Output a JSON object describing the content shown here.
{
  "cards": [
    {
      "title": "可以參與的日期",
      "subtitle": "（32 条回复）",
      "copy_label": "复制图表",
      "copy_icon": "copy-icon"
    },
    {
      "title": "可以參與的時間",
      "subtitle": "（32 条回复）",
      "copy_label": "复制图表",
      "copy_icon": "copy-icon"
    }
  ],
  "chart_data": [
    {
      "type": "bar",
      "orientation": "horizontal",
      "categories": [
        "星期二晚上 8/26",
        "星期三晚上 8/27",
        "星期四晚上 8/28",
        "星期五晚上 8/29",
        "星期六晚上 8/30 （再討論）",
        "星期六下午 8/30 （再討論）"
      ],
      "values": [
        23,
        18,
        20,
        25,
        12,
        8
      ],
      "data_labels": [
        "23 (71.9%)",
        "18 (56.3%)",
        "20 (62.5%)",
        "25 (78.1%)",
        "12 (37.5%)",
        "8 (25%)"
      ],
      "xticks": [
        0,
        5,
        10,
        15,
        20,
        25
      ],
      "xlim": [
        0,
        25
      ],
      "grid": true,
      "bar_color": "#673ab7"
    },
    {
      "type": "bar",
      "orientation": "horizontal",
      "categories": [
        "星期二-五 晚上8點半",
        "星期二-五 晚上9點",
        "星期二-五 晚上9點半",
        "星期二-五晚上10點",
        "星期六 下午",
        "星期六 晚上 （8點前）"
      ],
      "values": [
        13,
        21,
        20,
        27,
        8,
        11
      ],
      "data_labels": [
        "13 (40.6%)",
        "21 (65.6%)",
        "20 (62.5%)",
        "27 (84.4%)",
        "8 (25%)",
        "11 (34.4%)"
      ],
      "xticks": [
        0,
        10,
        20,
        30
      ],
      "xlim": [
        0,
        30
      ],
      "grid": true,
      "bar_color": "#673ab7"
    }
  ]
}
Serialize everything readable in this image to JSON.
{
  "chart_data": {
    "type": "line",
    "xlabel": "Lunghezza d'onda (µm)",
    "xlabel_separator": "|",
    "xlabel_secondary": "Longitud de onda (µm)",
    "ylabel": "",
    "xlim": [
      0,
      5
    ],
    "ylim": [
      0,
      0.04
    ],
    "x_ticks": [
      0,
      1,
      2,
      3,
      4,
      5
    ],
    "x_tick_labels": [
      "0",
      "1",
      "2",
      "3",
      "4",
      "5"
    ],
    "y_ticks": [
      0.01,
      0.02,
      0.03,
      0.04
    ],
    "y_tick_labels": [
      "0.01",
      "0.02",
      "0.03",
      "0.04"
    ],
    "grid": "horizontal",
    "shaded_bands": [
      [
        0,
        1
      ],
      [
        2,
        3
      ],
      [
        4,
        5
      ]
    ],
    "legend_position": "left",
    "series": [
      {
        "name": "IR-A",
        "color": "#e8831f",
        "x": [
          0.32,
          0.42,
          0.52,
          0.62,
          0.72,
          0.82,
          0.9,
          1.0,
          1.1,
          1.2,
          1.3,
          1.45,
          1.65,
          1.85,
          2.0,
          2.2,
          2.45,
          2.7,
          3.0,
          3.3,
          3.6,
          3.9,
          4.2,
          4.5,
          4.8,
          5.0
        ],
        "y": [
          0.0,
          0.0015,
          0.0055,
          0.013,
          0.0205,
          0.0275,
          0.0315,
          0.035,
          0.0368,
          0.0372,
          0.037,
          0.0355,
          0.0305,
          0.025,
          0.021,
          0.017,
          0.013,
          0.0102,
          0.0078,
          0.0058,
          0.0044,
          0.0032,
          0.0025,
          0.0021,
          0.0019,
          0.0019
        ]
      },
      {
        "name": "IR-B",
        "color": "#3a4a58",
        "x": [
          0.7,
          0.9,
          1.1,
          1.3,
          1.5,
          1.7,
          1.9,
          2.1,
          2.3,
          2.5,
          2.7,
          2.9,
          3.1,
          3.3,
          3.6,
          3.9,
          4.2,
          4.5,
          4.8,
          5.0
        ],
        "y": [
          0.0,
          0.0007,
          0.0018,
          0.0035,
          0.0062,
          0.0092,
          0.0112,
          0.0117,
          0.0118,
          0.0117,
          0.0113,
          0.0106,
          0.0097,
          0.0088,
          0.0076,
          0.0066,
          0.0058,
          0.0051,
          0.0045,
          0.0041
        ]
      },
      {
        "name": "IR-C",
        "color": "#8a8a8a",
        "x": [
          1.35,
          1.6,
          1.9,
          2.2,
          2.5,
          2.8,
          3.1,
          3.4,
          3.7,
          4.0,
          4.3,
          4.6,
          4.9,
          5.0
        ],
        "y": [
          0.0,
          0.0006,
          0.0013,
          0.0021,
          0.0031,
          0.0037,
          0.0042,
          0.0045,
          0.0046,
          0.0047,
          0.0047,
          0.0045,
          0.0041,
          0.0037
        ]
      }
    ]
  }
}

■ **TASK BRIEF**
Retype all the material above precisely, with no line left out.

■ **WRITTEN REPLY**
Output a JSON object describing the content shown here.
{
  "cards": [
    {
      "title": "可以參與的日期",
      "subtitle": "（32 条回复）",
      "copy_label": "复制图表",
      "copy_icon": "copy-icon"
    },
    {
      "title": "可以參與的時間",
      "subtitle": "（32 条回复）",
      "copy_label": "复制图表",
      "copy_icon": "copy-icon"
    }
  ],
  "chart_data": [
    {
      "type": "bar",
      "orientation": "horizontal",
      "categories": [
        "星期二晚上 8/26",
        "星期三晚上 8/27",
        "星期四晚上 8/28",
        "星期五晚上 8/29",
        "星期六晚上 8/30 （再討論）",
        "星期六下午 8/30 （再討論）"
      ],
      "values": [
        23,
        18,
        20,
        25,
        12,
        8
      ],
      "data_labels": [
        "23 (71.9%)",
        "18 (56.3%)",
        "20 (62.5%)",
        "25 (78.1%)",
        "12 (37.5%)",
        "8 (25%)"
      ],
      "xticks": [
        0,
        5,
        10,
        15,
        20,
        25
      ],
      "xlim": [
        0,
        25
      ],
      "grid": true,
      "bar_color": "#673ab7"
    },
    {
      "type": "bar",
      "orientation": "horizontal",
      "categories": [
        "星期二-五 晚上8點半",
        "星期二-五 晚上9點",
        "星期二-五 晚上9點半",
        "星期二-五晚上10點",
        "星期六 下午",
        "星期六 晚上 （8點前）"
      ],
      "values": [
        13,
        21,
        20,
        27,
        8,
        11
      ],
      "data_labels": [
        "13 (40.6%)",
        "21 (65.6%)",
        "20 (62.5%)",
        "27 (84.4%)",
        "8 (25%)",
        "11 (34.4%)"
      ],
      "xticks": [
        0,
        10,
        20,
        30
      ],
      "xlim": [
        0,
        30
      ],
      "grid": true,
      "bar_color": "#673ab7"
    }
  ]
}
Serialize everything readable in this image to JSON.
{
  "chart_data": {
    "type": "line",
    "xlabel": "Lunghezza d'onda (µm)",
    "xlabel_separator": "|",
    "xlabel_secondary": "Longitud de onda (µm)",
    "ylabel": "",
    "xlim": [
      0,
      5
    ],
    "ylim": [
      0,
      0.04
    ],
    "x_ticks": [
      0,
      1,
      2,
      3,
      4,
      5
    ],
    "x_tick_labels": [
      "0",
      "1",
      "2",
      "3",
      "4",
      "5"
    ],
    "y_ticks": [
      0.01,
      0.02,
      0.03,
      0.04
    ],
    "y_tick_labels": [
      "0.01",
      "0.02",
      "0.03",
      "0.04"
    ],
    "grid": "horizontal",
    "shaded_bands": [
      [
        0,
        1
      ],
      [
        2,
        3
      ],
      [
        4,
        5
      ]
    ],
    "legend_position": "left",
    "series": [
      {
        "name": "IR-A",
        "color": "#e8831f",
        "x": [
          0.32,
          0.42,
          0.52,
          0.62,
          0.72,
          0.82,
          0.9,
          1.0,
          1.1,
          1.2,
          1.3,
          1.45,
          1.65,
          1.85,
          2.0,
          2.2,
          2.45,
          2.7,
          3.0,
          3.3,
          3.6,
          3.9,
          4.2,
          4.5,
          4.8,
          5.0
        ],
        "y": [
          0.0,
          0.0015,
          0.0055,
          0.013,
          0.0205,
          0.0275,
          0.0315,
          0.035,
          0.0368,
          0.0372,
          0.037,
          0.0355,
          0.0305,
          0.025,
          0.021,
          0.017,
          0.013,
          0.0102,
          0.0078,
          0.0058,
          0.0044,
          0.0032,
          0.0025,
          0.0021,
          0.0019,
          0.0019
        ]
      },
      {
        "name": "IR-B",
        "color": "#3a4a58",
        "x": [
          0.7,
          0.9,
          1.1,
          1.3,
          1.5,
          1.7,
          1.9,
          2.1,
          2.3,
          2.5,
          2.7,
          2.9,
          3.1,
          3.3,
          3.6,
          3.9,
          4.2,
          4.5,
          4.8,
          5.0
        ],
        "y": [
          0.0,
          0.0007,
          0.0018,
          0.0035,
          0.0062,
          0.0092,
          0.0112,
          0.0117,
          0.0118,
          0.0117,
          0.0113,
          0.0106,
          0.0097,
          0.0088,
          0.0076,
          0.0066,
          0.0058,
          0.0051,
          0.0045,
          0.0041
        ]
      },
      {
        "name": "IR-C",
        "color": "#8a8a8a",
        "x": [
          1.35,
          1.6,
          1.9,
          2.2,
          2.5,
          2.8,
          3.1,
          3.4,
          3.7,
          4.0,
          4.3,
          4.6,
          4.9,
          5.0
        ],
        "y": [
          0.0,
          0.0006,
          0.0013,
          0.0021,
          0.0031,
          0.0037,
          0.0042,
          0.0045,
          0.0046,
          0.0047,
          0.0047,
          0.0045,
          0.0041,
          0.0037
        ]
      }
    ]
  }
}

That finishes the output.